Saved entries
::::::
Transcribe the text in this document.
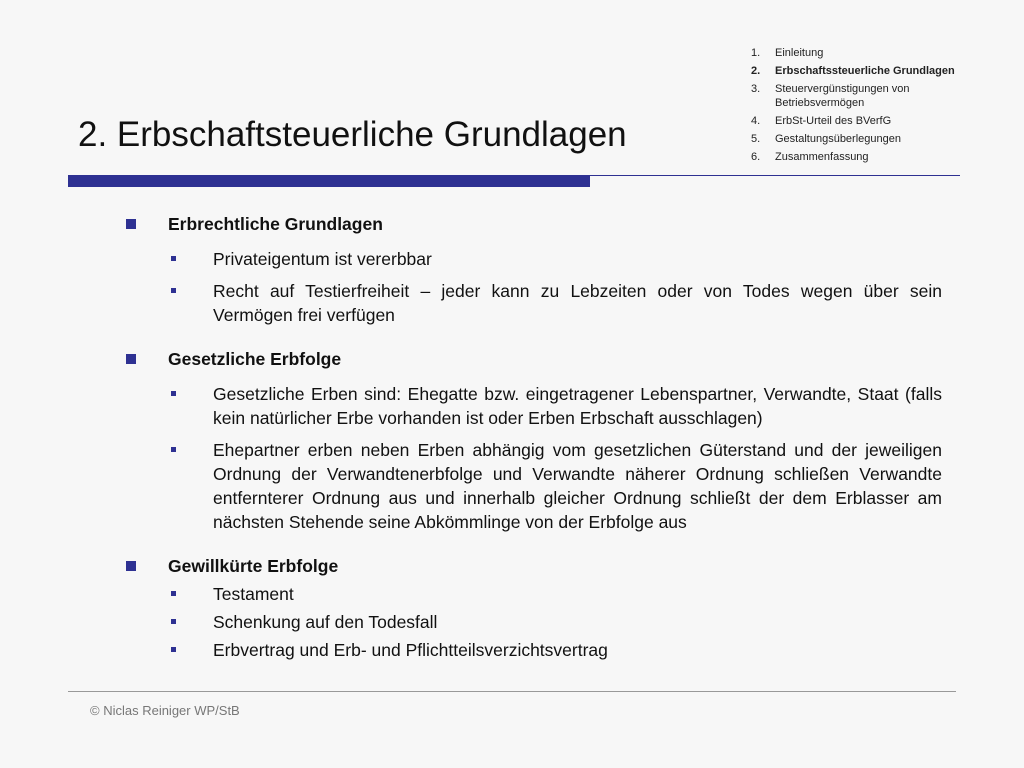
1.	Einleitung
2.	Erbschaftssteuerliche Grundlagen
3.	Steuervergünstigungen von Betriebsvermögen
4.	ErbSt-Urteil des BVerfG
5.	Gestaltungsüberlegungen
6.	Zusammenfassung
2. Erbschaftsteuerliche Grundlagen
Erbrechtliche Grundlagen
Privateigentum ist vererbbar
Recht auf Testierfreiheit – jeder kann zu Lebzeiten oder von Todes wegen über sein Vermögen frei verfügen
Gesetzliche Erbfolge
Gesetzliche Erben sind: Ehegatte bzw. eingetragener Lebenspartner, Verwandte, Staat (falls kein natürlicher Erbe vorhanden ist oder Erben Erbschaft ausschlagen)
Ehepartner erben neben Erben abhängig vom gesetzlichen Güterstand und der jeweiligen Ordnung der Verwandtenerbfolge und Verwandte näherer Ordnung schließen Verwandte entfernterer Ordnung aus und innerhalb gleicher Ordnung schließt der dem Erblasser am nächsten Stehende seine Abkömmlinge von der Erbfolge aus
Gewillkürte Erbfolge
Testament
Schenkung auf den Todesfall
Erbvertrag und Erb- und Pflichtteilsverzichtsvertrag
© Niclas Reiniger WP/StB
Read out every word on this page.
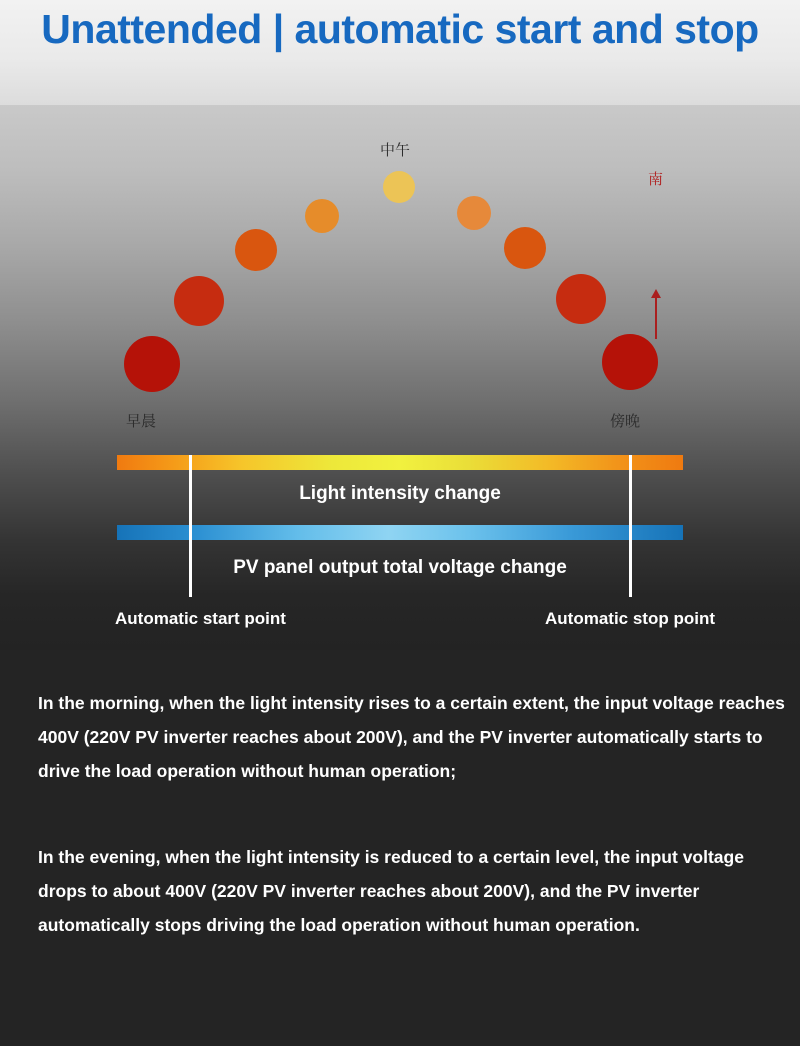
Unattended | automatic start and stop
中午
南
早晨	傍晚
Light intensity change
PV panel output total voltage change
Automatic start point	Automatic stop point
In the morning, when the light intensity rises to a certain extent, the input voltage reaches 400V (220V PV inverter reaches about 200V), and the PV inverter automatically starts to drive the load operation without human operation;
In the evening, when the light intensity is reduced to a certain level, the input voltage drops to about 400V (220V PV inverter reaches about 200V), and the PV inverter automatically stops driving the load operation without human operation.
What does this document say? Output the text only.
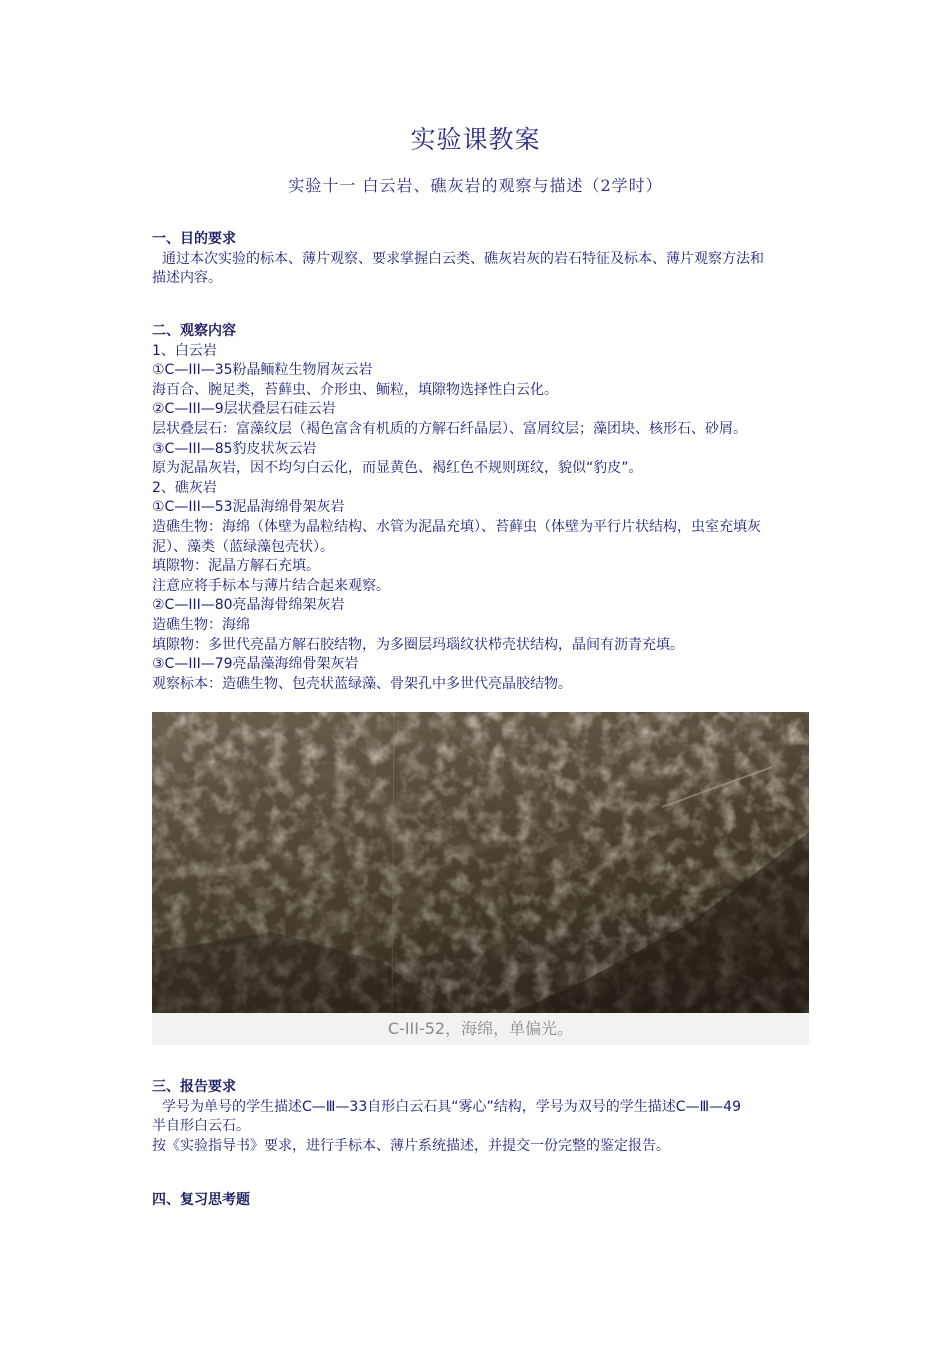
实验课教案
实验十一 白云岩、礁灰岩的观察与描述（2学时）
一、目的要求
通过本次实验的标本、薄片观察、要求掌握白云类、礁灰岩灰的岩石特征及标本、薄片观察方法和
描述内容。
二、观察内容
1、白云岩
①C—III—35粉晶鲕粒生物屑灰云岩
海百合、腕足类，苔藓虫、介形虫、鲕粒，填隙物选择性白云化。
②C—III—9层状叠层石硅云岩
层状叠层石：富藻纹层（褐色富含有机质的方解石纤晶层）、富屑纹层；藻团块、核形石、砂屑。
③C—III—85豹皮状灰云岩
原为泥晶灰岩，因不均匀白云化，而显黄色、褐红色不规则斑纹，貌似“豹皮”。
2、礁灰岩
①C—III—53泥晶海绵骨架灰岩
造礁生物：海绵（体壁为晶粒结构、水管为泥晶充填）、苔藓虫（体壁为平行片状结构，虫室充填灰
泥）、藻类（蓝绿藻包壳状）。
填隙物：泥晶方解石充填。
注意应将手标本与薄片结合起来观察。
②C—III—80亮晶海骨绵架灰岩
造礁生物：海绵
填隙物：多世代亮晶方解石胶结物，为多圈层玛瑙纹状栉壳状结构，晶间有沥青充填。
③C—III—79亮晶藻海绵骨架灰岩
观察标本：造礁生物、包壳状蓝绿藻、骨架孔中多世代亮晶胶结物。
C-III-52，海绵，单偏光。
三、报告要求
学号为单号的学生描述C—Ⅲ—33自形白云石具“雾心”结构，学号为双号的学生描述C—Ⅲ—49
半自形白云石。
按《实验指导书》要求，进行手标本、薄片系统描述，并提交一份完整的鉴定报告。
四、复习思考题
::::::
Prompt: A line counts if it holds the word "input". Work out how many lines in the listing count, and give only that number.

The reply: 2